• _Stored records_:
++++++
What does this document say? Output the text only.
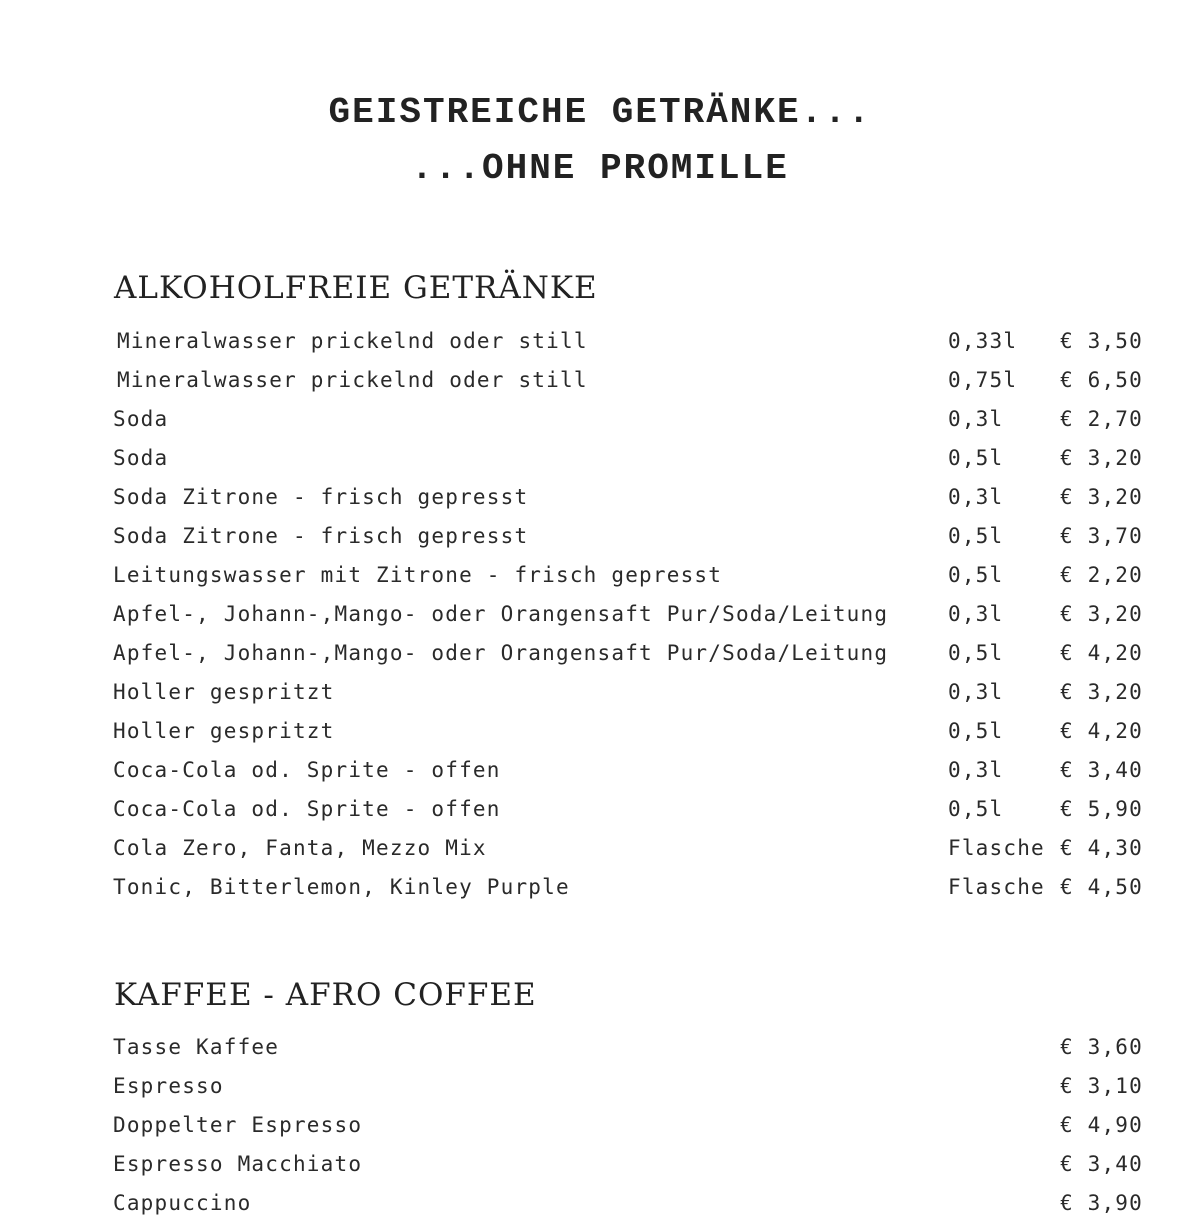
GEISTREICHE GETRÄNKE...
...OHNE PROMILLE
ALKOHOLFREIE GETRÄNKE
Mineralwasser prickelnd oder still	0,33l € 3,50
Mineralwasser prickelnd oder still	0,75l € 6,50
Soda	0,3l	€ 2,70
Soda	0,5l	€ 3,20
Soda Zitrone - frisch gepresst	0,3l	€ 3,20
Soda Zitrone - frisch gepresst	0,5l	€ 3,70
Leitungswasser mit Zitrone - frisch gepresst	0,5l	€ 2,20
Apfel-, Johann-,Mango- oder Orangensaft Pur/Soda/Leitung	0,3l	€ 3,20
Apfel-, Johann-,Mango- oder Orangensaft Pur/Soda/Leitung	0,5l	€ 4,20
Holler gespritzt	0,3l	€ 3,20
Holler gespritzt	0,5l	€ 4,20
Coca-Cola od. Sprite - offen	0,3l	€ 3,40
Coca-Cola od. Sprite - offen	0,5l	€ 5,90
Cola Zero, Fanta, Mezzo Mix	Flasche € 4,30
Tonic, Bitterlemon, Kinley Purple	Flasche € 4,50
KAFFEE - AFRO COFFEE
Tasse Kaffee	€ 3,60
Espresso	€ 3,10
Doppelter Espresso	€ 4,90
Espresso Macchiato	€ 3,40
Cappuccino	€ 3,90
++++++
• _Your instructions_:
Where a line of the entries contains the word "Zitrone", copy that line.

• _The output_:
Soda Zitrone - frisch gepresst	0,3l	€ 3,20
Soda Zitrone - frisch gepresst	0,5l	€ 3,70
Leitungswasser mit Zitrone - frisch gepresst	0,5l	€ 2,20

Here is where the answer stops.